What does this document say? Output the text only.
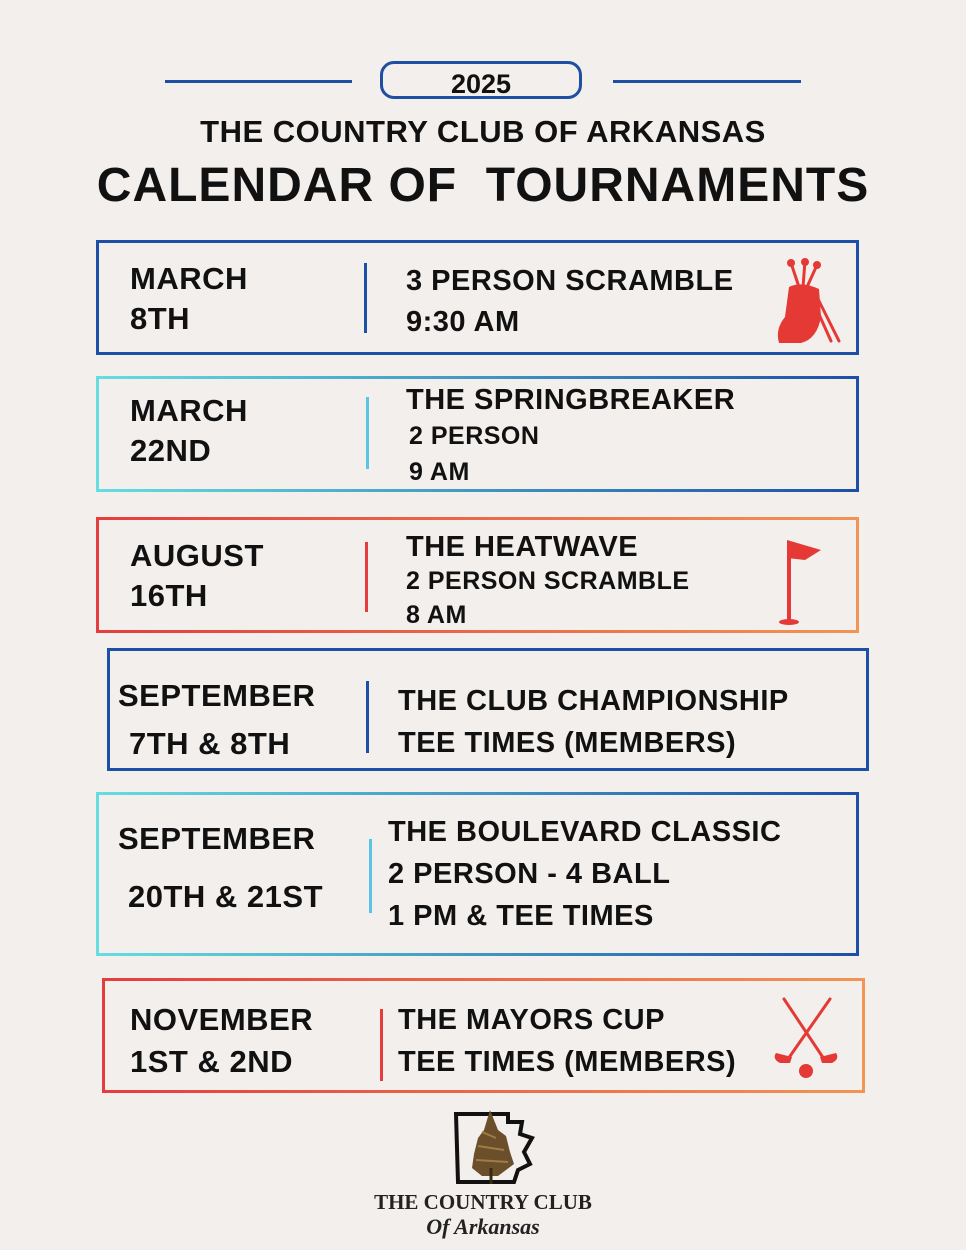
2025
THE COUNTRY CLUB OF ARKANSAS
CALENDAR OF  TOURNAMENTS
MARCH
8TH
3 PERSON SCRAMBLE
9:30 AM
MARCH
22ND
THE SPRINGBREAKER
2 PERSON
9 AM
AUGUST
16TH
THE HEATWAVE
2 PERSON SCRAMBLE
8 AM
SEPTEMBER
7TH & 8TH
THE CLUB CHAMPIONSHIP
TEE TIMES (MEMBERS)
SEPTEMBER
20TH & 21ST
THE BOULEVARD CLASSIC
2 PERSON - 4 BALL
1 PM & TEE TIMES
NOVEMBER
1ST & 2ND
THE MAYORS CUP
TEE TIMES (MEMBERS)
THE COUNTRY CLUB
Of Arkansas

- Task brief -
Go through the listing above and write it all out exactly, leaving out any picture.

- Finished answer -
What does this document say? Output the text only.
2025
THE COUNTRY CLUB OF ARKANSAS
CALENDAR OF  TOURNAMENTS
MARCH
8TH
3 PERSON SCRAMBLE
9:30 AM
MARCH
22ND
THE SPRINGBREAKER
2 PERSON
9 AM
AUGUST
16TH
THE HEATWAVE
2 PERSON SCRAMBLE
8 AM
SEPTEMBER
7TH & 8TH
THE CLUB CHAMPIONSHIP
TEE TIMES (MEMBERS)
SEPTEMBER
20TH & 21ST
THE BOULEVARD CLASSIC
2 PERSON - 4 BALL
1 PM & TEE TIMES
NOVEMBER
1ST & 2ND
THE MAYORS CUP
TEE TIMES (MEMBERS)
THE COUNTRY CLUB
Of Arkansas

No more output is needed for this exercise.